Your goal
Search the material for the string "area" and copy each line where it occurs.

Data excerpts

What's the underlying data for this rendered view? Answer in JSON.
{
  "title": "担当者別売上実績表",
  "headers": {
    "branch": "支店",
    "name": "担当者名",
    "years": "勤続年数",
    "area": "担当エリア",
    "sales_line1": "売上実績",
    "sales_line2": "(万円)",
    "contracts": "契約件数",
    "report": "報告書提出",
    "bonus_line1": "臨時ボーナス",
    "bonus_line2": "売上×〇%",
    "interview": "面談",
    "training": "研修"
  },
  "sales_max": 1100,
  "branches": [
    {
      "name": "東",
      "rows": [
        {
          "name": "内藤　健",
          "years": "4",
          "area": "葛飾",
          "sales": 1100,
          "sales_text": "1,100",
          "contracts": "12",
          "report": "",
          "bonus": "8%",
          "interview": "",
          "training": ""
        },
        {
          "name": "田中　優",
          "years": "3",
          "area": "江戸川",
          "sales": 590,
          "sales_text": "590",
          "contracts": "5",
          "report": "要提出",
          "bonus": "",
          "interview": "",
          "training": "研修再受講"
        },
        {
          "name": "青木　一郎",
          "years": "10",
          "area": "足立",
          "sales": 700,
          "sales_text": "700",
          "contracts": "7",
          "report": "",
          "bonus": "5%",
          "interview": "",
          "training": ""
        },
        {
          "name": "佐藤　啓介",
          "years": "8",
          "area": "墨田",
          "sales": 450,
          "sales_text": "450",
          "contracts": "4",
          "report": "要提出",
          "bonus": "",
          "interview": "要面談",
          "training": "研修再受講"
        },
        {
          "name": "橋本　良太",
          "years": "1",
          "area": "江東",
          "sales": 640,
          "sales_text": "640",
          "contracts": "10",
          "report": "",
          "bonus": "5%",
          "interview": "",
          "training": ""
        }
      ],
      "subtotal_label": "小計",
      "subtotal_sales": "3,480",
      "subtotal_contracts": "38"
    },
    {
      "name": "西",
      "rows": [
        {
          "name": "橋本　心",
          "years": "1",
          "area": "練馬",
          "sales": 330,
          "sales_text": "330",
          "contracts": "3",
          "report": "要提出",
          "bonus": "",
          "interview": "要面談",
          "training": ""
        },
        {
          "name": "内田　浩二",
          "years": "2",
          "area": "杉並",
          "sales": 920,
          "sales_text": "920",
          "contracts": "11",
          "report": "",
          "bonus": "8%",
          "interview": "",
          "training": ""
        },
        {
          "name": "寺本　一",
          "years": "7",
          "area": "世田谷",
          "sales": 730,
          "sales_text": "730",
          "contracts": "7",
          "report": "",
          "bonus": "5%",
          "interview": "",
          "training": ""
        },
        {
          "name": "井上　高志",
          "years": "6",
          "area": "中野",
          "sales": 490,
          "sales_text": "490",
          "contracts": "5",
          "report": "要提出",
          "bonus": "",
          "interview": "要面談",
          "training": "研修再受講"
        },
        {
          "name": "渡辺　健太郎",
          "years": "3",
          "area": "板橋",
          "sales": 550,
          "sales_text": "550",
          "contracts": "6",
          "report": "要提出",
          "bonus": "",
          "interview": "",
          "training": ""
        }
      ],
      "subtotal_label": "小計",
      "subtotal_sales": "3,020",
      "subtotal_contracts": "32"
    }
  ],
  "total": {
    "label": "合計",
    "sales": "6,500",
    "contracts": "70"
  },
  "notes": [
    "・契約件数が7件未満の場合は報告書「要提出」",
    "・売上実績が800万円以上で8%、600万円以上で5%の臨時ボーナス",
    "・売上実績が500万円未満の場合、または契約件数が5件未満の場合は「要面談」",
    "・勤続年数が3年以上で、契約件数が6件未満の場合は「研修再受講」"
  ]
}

Final result
    "area": "担当エリア",
          "area": "葛飾",
          "area": "江戸川",
          "area": "足立",
          "area": "墨田",
          "area": "江東",
          "area": "練馬",
          "area": "杉並",
          "area": "世田谷",
          "area": "中野",
          "area": "板橋",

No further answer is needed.